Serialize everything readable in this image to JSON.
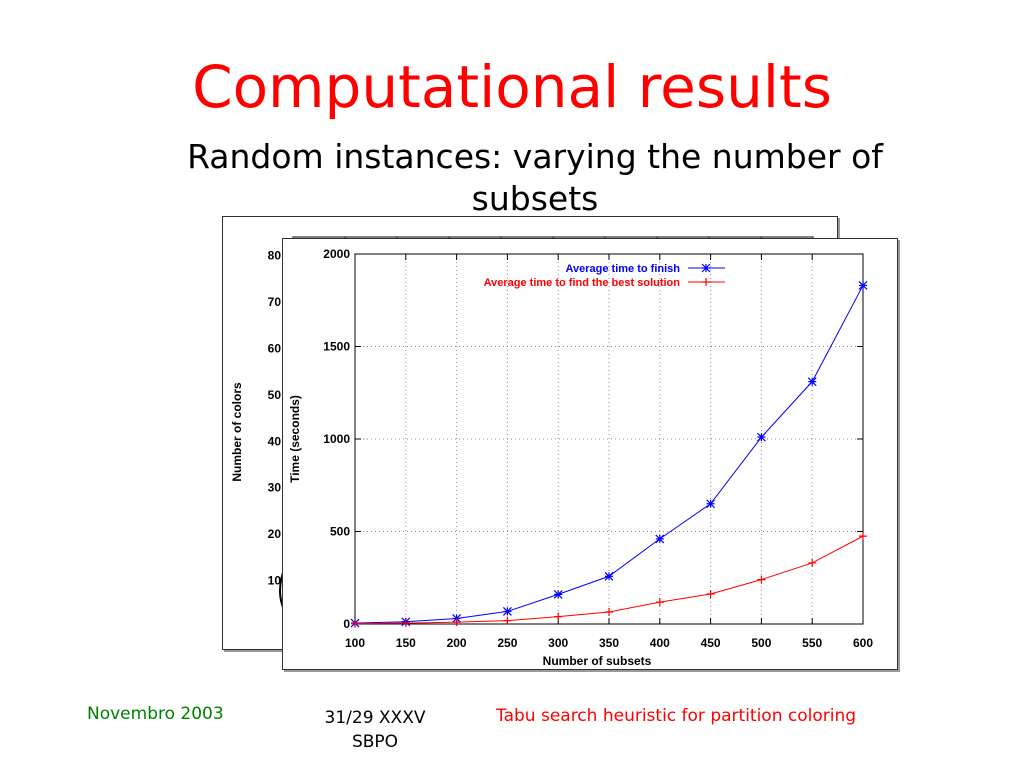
{
  "slide": {
    "title": "Computational results",
    "subtitle": "Random instances: varying the number of subsets"
  },
  "footer": {
    "date": "Novembro 2003",
    "page_line1": "31/29 XXXV",
    "page_line2": "SBPO",
    "topic": "Tabu search heuristic for partition coloring"
  },
  "colors": {
    "title": "#ff0000",
    "series_finish": "#0000ff",
    "series_best": "#ff0000",
    "footer_date": "#008000"
  },
  "chart_data": [
    {
      "type": "line",
      "ylabel": "Number of colors",
      "yticks": [
        10,
        20,
        30,
        40,
        50,
        60,
        70,
        80
      ],
      "note": "partially hidden chart behind"
    },
    {
      "type": "line",
      "xlabel": "Number of subsets",
      "ylabel": "Time (seconds)",
      "x": [
        100,
        150,
        200,
        250,
        300,
        350,
        400,
        450,
        500,
        550,
        600
      ],
      "xlim": [
        100,
        600
      ],
      "ylim": [
        0,
        2000
      ],
      "yticks": [
        0,
        500,
        1000,
        1500,
        2000
      ],
      "grid": true,
      "legend": "top-right",
      "series": [
        {
          "name": "Average time to finish",
          "marker": "star",
          "values": [
            5,
            12,
            30,
            68,
            160,
            258,
            460,
            650,
            1010,
            1310,
            1830
          ]
        },
        {
          "name": "Average time to find the best solution",
          "marker": "plus",
          "values": [
            2,
            5,
            10,
            18,
            40,
            65,
            118,
            162,
            240,
            330,
            475
          ]
        }
      ]
    }
  ]
}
........
* The task
Set down the records in full and exactly. Do not carry over any image.

* Problem solution
Serialize everything readable in this image to JSON.
{
  "slide": {
    "title": "Computational results",
    "subtitle": "Random instances: varying the number of subsets"
  },
  "footer": {
    "date": "Novembro 2003",
    "page_line1": "31/29 XXXV",
    "page_line2": "SBPO",
    "topic": "Tabu search heuristic for partition coloring"
  },
  "colors": {
    "title": "#ff0000",
    "series_finish": "#0000ff",
    "series_best": "#ff0000",
    "footer_date": "#008000"
  },
  "chart_data": [
    {
      "type": "line",
      "ylabel": "Number of colors",
      "yticks": [
        10,
        20,
        30,
        40,
        50,
        60,
        70,
        80
      ],
      "note": "partially hidden chart behind"
    },
    {
      "type": "line",
      "xlabel": "Number of subsets",
      "ylabel": "Time (seconds)",
      "x": [
        100,
        150,
        200,
        250,
        300,
        350,
        400,
        450,
        500,
        550,
        600
      ],
      "xlim": [
        100,
        600
      ],
      "ylim": [
        0,
        2000
      ],
      "yticks": [
        0,
        500,
        1000,
        1500,
        2000
      ],
      "grid": true,
      "legend": "top-right",
      "series": [
        {
          "name": "Average time to finish",
          "marker": "star",
          "values": [
            5,
            12,
            30,
            68,
            160,
            258,
            460,
            650,
            1010,
            1310,
            1830
          ]
        },
        {
          "name": "Average time to find the best solution",
          "marker": "plus",
          "values": [
            2,
            5,
            10,
            18,
            40,
            65,
            118,
            162,
            240,
            330,
            475
          ]
        }
      ]
    }
  ]
}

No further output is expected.